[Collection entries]

━━━━━━━━━━

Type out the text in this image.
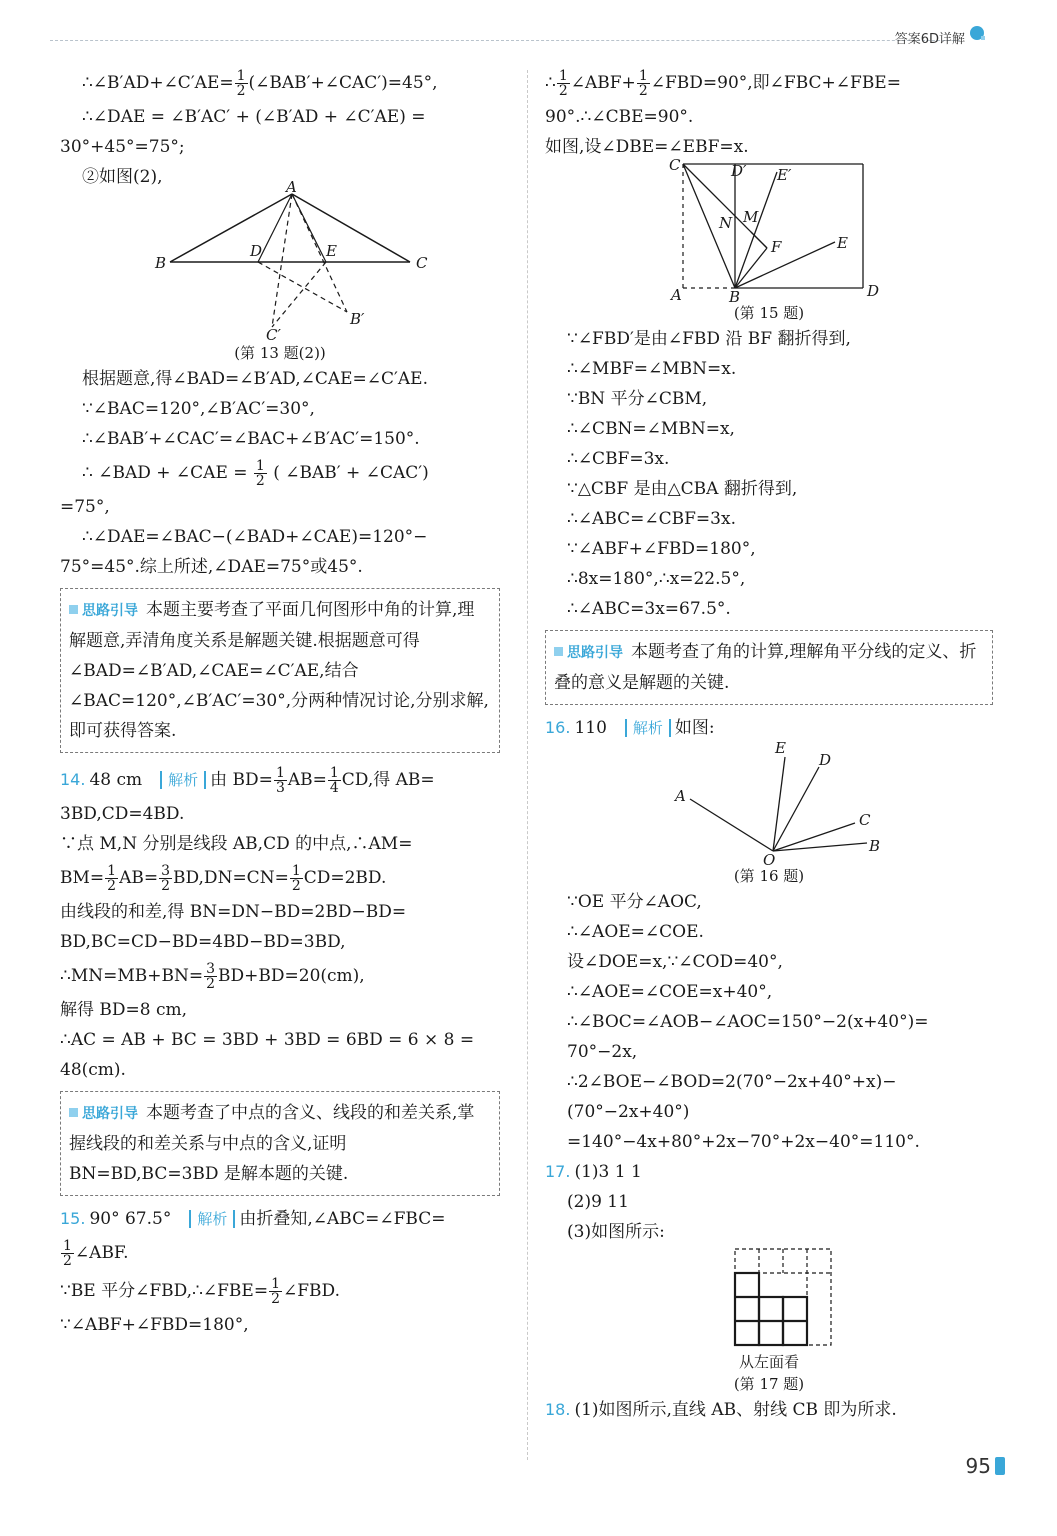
答案6D详解
∴∠B′AD+∠C′AE= $\frac{1}{2}$ (∠BAB′+∠CAC′)=45°,
∴∠DAE = ∠B′AC′ + (∠B′AD + ∠C′AE) =
30°+45°=75°;
②如图(2),	A
B	C
D	E
B′
C′
(第 13 题(2))
根据题意,得∠BAD=∠B′AD,∠CAE=∠C′AE.
∵∠BAC=120°,∠B′AC′=30°,
∴∠BAB′+∠CAC′=∠BAC+∠B′AC′=150°.
∴ ∠BAD + ∠CAE = $\frac{1}{2}$ ( ∠BAB′ + ∠CAC′)
=75°,
∴∠DAE=∠BAC−(∠BAD+∠CAE)=120°−
75°=45°.综上所述,∠DAE=75°或45°.
思路引导 本题主要考查了平面几何图形中角的计算,理解题意,弄清角度关系是解题关键.根据题意可得∠BAD=∠B′AD,∠CAE=∠C′AE,结合∠BAC=120°,∠B′AC′=30°,分两种情况讨论,分别求解,即可获得答案.
14. 48 cm 解析 由 $BD= \frac{1}{3} AB= \frac{1}{4}$ CD,得 AB=
3BD,CD=4BD.
∵点 M,N 分别是线段 AB,CD 的中点,∴AM=
$BM= \frac{1}{2} AB= \frac{3}{2} BD,DN=CN= \frac{1}{2} CD=2BD$.
由线段的和差,得 BN=DN−BD=2BD−BD=
BD,BC=CD−BD=4BD−BD=3BD,
∴MN=MB+BN= $\frac{3}{2} BD+BD=20(cm)$,
解得 BD=8 cm,
∴AC = AB + BC = 3BD + 3BD = 6BD = 6 × 8 =
48(cm).
思路引导 本题考查了中点的含义、线段的和差关系,掌握线段的和差关系与中点的含义,证明 BN=BD,BC=3BD 是解本题的关键.
15. 90° 67.5° 解析 由折叠知,∠ABC=∠FBC=
$\frac{1}{2}$ ∠ABF.
∵BE 平分∠FBD,∴∠FBE= $\frac{1}{2}$ ∠FBD.
∵∠ABF+∠FBD=180°,
∴ $\frac{1}{2}$ ∠ABF+ $\frac{1}{2}$ ∠FBD=90°,即∠FBC+∠FBE=
90°.∴∠CBE=90°.
如图,设∠DBE=∠EBF=x.
C	D′ E′
N M
F	E
A	B	D
(第 15 题)
∵∠FBD′是由∠FBD 沿 BF 翻折得到,
∴∠MBF=∠MBN=x.
∵BN 平分∠CBM,
∴∠CBN=∠MBN=x,
∴∠CBF=3x.
∵△CBF 是由△CBA 翻折得到,
∴∠ABC=∠CBF=3x.
∵∠ABF+∠FBD=180°,
∴8x=180°,∴x=22.5°,
∴∠ABC=3x=67.5°.
思路引导 本题考查了角的计算,理解角平分线的定义、折叠的意义是解题的关键.
16. 110 解析 如图:
A
E
D
C
B
O
(第 16 题)
∵OE 平分∠AOC,
∴∠AOE=∠COE.
设∠DOE=x,∵∠COD=40°,
∴∠AOE=∠COE=x+40°,
∴∠BOC=∠AOB−∠AOC=150°−2(x+40°)=
70°−2x,
∴2∠BOE−∠BOD=2(70°−2x+40°+x)−
(70°−2x+40°)
=140°−4x+80°+2x−70°+2x−40°=110°.
17. (1)3 1 1
(2)9 11
(3)如图所示:
从左面看
(第 17 题)
18. (1)如图所示,直线 AB、射线 CB 即为所求.
95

━━━━━━━━━━

● Prompt
Reproduce the material in its entirety and word for word, without the pictures.

● In response
Type out the text in this image.
答案6D详解
∴∠B′AD+∠C′AE= $\frac{1}{2}$ (∠BAB′+∠CAC′)=45°,
∴∠DAE = ∠B′AC′ + (∠B′AD + ∠C′AE) =
30°+45°=75°;
②如图(2),	A
B	C
D	E
B′
C′
(第 13 题(2))
根据题意,得∠BAD=∠B′AD,∠CAE=∠C′AE.
∵∠BAC=120°,∠B′AC′=30°,
∴∠BAB′+∠CAC′=∠BAC+∠B′AC′=150°.
∴ ∠BAD + ∠CAE = $\frac{1}{2}$ ( ∠BAB′ + ∠CAC′)
=75°,
∴∠DAE=∠BAC−(∠BAD+∠CAE)=120°−
75°=45°.综上所述,∠DAE=75°或45°.
思路引导 本题主要考查了平面几何图形中角的计算,理解题意,弄清角度关系是解题关键.根据题意可得∠BAD=∠B′AD,∠CAE=∠C′AE,结合∠BAC=120°,∠B′AC′=30°,分两种情况讨论,分别求解,即可获得答案.
14. 48 cm 解析 由 $BD= \frac{1}{3} AB= \frac{1}{4}$ CD,得 AB=
3BD,CD=4BD.
∵点 M,N 分别是线段 AB,CD 的中点,∴AM=
$BM= \frac{1}{2} AB= \frac{3}{2} BD,DN=CN= \frac{1}{2} CD=2BD$.
由线段的和差,得 BN=DN−BD=2BD−BD=
BD,BC=CD−BD=4BD−BD=3BD,
∴MN=MB+BN= $\frac{3}{2} BD+BD=20(cm)$,
解得 BD=8 cm,
∴AC = AB + BC = 3BD + 3BD = 6BD = 6 × 8 =
48(cm).
思路引导 本题考查了中点的含义、线段的和差关系,掌握线段的和差关系与中点的含义,证明 BN=BD,BC=3BD 是解本题的关键.
15. 90° 67.5° 解析 由折叠知,∠ABC=∠FBC=
$\frac{1}{2}$ ∠ABF.
∵BE 平分∠FBD,∴∠FBE= $\frac{1}{2}$ ∠FBD.
∵∠ABF+∠FBD=180°,
∴ $\frac{1}{2}$ ∠ABF+ $\frac{1}{2}$ ∠FBD=90°,即∠FBC+∠FBE=
90°.∴∠CBE=90°.
如图,设∠DBE=∠EBF=x.
C	D′ E′
N M
F	E
A	B	D
(第 15 题)
∵∠FBD′是由∠FBD 沿 BF 翻折得到,
∴∠MBF=∠MBN=x.
∵BN 平分∠CBM,
∴∠CBN=∠MBN=x,
∴∠CBF=3x.
∵△CBF 是由△CBA 翻折得到,
∴∠ABC=∠CBF=3x.
∵∠ABF+∠FBD=180°,
∴8x=180°,∴x=22.5°,
∴∠ABC=3x=67.5°.
思路引导 本题考查了角的计算,理解角平分线的定义、折叠的意义是解题的关键.
16. 110 解析 如图:
A
E
D
C
B
O
(第 16 题)
∵OE 平分∠AOC,
∴∠AOE=∠COE.
设∠DOE=x,∵∠COD=40°,
∴∠AOE=∠COE=x+40°,
∴∠BOC=∠AOB−∠AOC=150°−2(x+40°)=
70°−2x,
∴2∠BOE−∠BOD=2(70°−2x+40°+x)−
(70°−2x+40°)
=140°−4x+80°+2x−70°+2x−40°=110°.
17. (1)3 1 1
(2)9 11
(3)如图所示:
从左面看
(第 17 题)
18. (1)如图所示,直线 AB、射线 CB 即为所求.
95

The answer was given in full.